══ Input

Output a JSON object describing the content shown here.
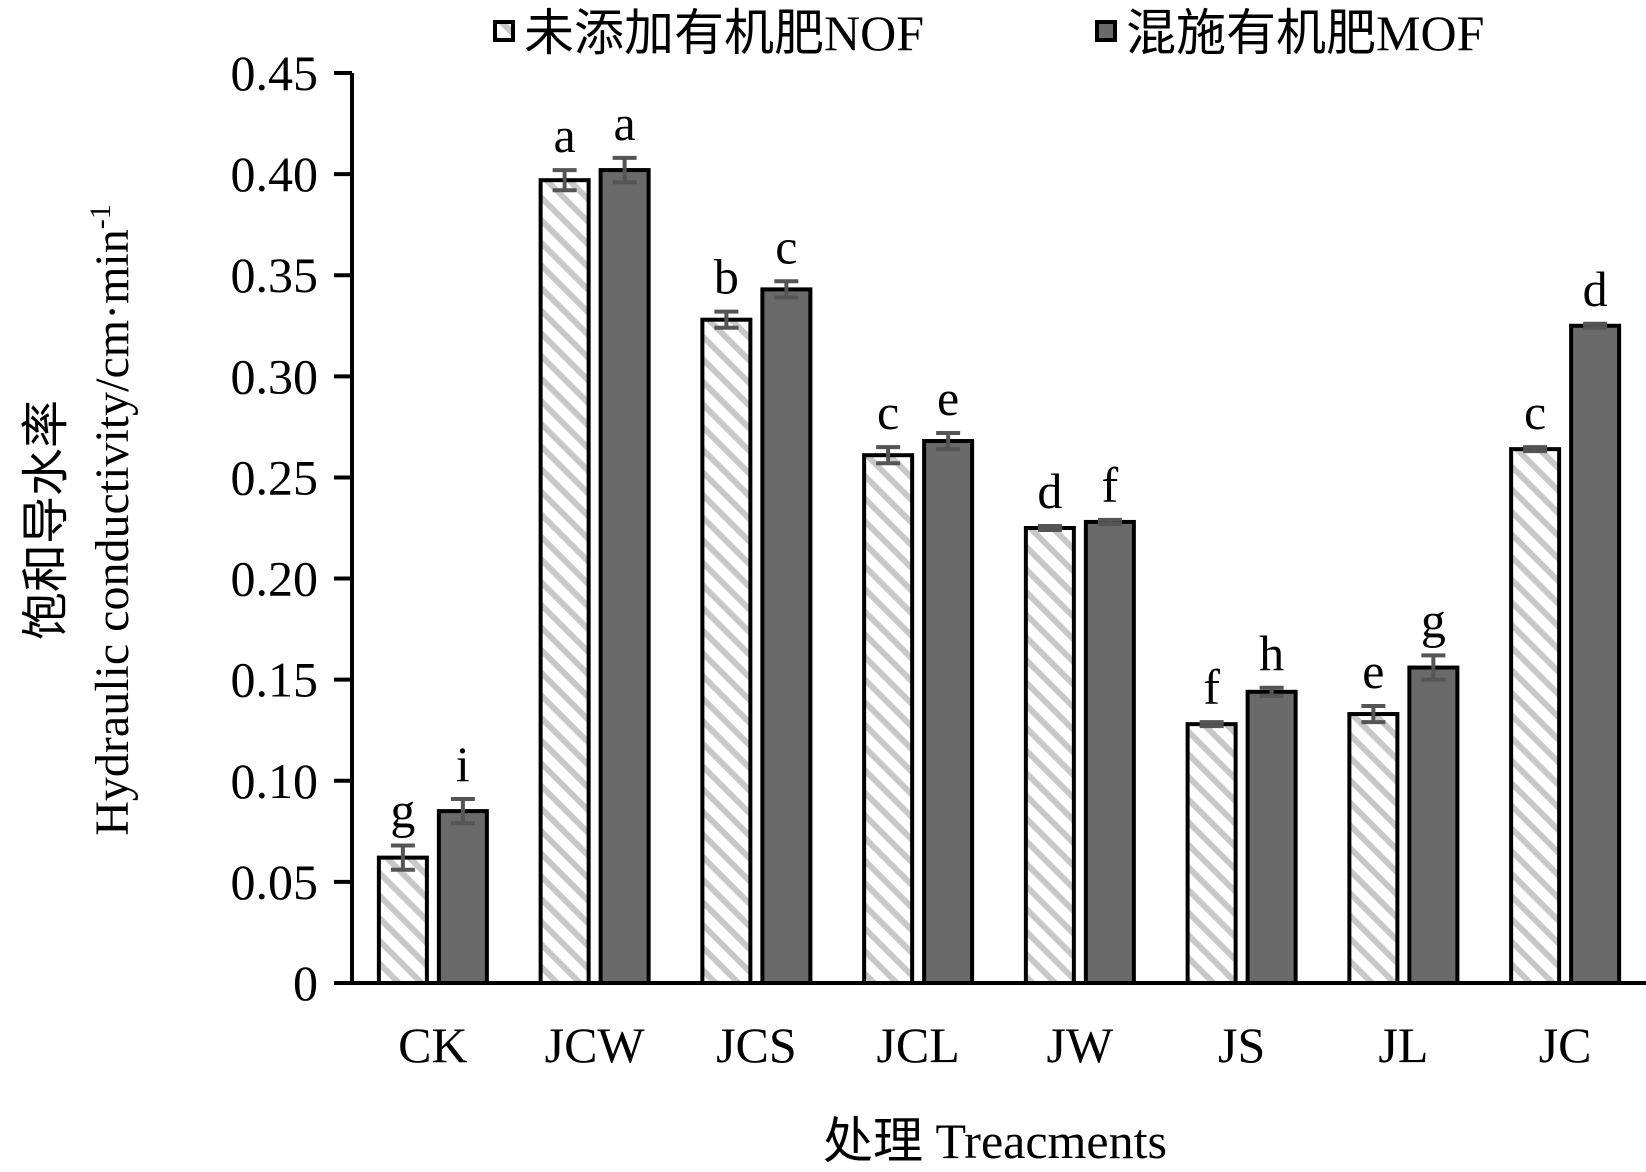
{
  "chart_data": {
    "type": "bar",
    "categories": [
      "CK",
      "JCW",
      "JCS",
      "JCL",
      "JW",
      "JS",
      "JL",
      "JC"
    ],
    "series": [
      {
        "name": "未添加有机肥NOF",
        "values": [
          0.062,
          0.397,
          0.328,
          0.261,
          0.225,
          0.128,
          0.133,
          0.264
        ],
        "errors": [
          0.006,
          0.005,
          0.004,
          0.004,
          0.001,
          0.001,
          0.004,
          0.001
        ],
        "labels": [
          "g",
          "a",
          "b",
          "c",
          "d",
          "f",
          "e",
          "c"
        ]
      },
      {
        "name": "混施有机肥MOF",
        "values": [
          0.085,
          0.402,
          0.343,
          0.268,
          0.228,
          0.144,
          0.156,
          0.325
        ],
        "errors": [
          0.006,
          0.006,
          0.004,
          0.004,
          0.001,
          0.002,
          0.006,
          0.001
        ],
        "labels": [
          "i",
          "a",
          "c",
          "e",
          "f",
          "h",
          "g",
          "d"
        ]
      }
    ],
    "ylim": [
      0,
      0.45
    ],
    "yticks": [
      "0",
      "0.05",
      "0.10",
      "0.15",
      "0.20",
      "0.25",
      "0.30",
      "0.35",
      "0.40",
      "0.45"
    ],
    "ylabel_cn": "饱和导水率",
    "ylabel_en": "Hydraulic conductivity/cm·min",
    "ylabel_sup": "-1",
    "xlabel": "处理 Treacments",
    "legend_position": "top-right",
    "grid": false,
    "colors": {
      "nof_fill": "#ffffff",
      "nof_hatch": "#c8c8c8",
      "mof_fill": "#6a6a6a",
      "axis": "#000000",
      "error": "#555555"
    }
  }
}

════

**The exercise:** Keep the pictures out and write out the records exactly.

**Response below:**
Output a JSON object describing the content shown here.
{
  "chart_data": {
    "type": "bar",
    "categories": [
      "CK",
      "JCW",
      "JCS",
      "JCL",
      "JW",
      "JS",
      "JL",
      "JC"
    ],
    "series": [
      {
        "name": "未添加有机肥NOF",
        "values": [
          0.062,
          0.397,
          0.328,
          0.261,
          0.225,
          0.128,
          0.133,
          0.264
        ],
        "errors": [
          0.006,
          0.005,
          0.004,
          0.004,
          0.001,
          0.001,
          0.004,
          0.001
        ],
        "labels": [
          "g",
          "a",
          "b",
          "c",
          "d",
          "f",
          "e",
          "c"
        ]
      },
      {
        "name": "混施有机肥MOF",
        "values": [
          0.085,
          0.402,
          0.343,
          0.268,
          0.228,
          0.144,
          0.156,
          0.325
        ],
        "errors": [
          0.006,
          0.006,
          0.004,
          0.004,
          0.001,
          0.002,
          0.006,
          0.001
        ],
        "labels": [
          "i",
          "a",
          "c",
          "e",
          "f",
          "h",
          "g",
          "d"
        ]
      }
    ],
    "ylim": [
      0,
      0.45
    ],
    "yticks": [
      "0",
      "0.05",
      "0.10",
      "0.15",
      "0.20",
      "0.25",
      "0.30",
      "0.35",
      "0.40",
      "0.45"
    ],
    "ylabel_cn": "饱和导水率",
    "ylabel_en": "Hydraulic conductivity/cm·min",
    "ylabel_sup": "-1",
    "xlabel": "处理 Treacments",
    "legend_position": "top-right",
    "grid": false,
    "colors": {
      "nof_fill": "#ffffff",
      "nof_hatch": "#c8c8c8",
      "mof_fill": "#6a6a6a",
      "axis": "#000000",
      "error": "#555555"
    }
  }
}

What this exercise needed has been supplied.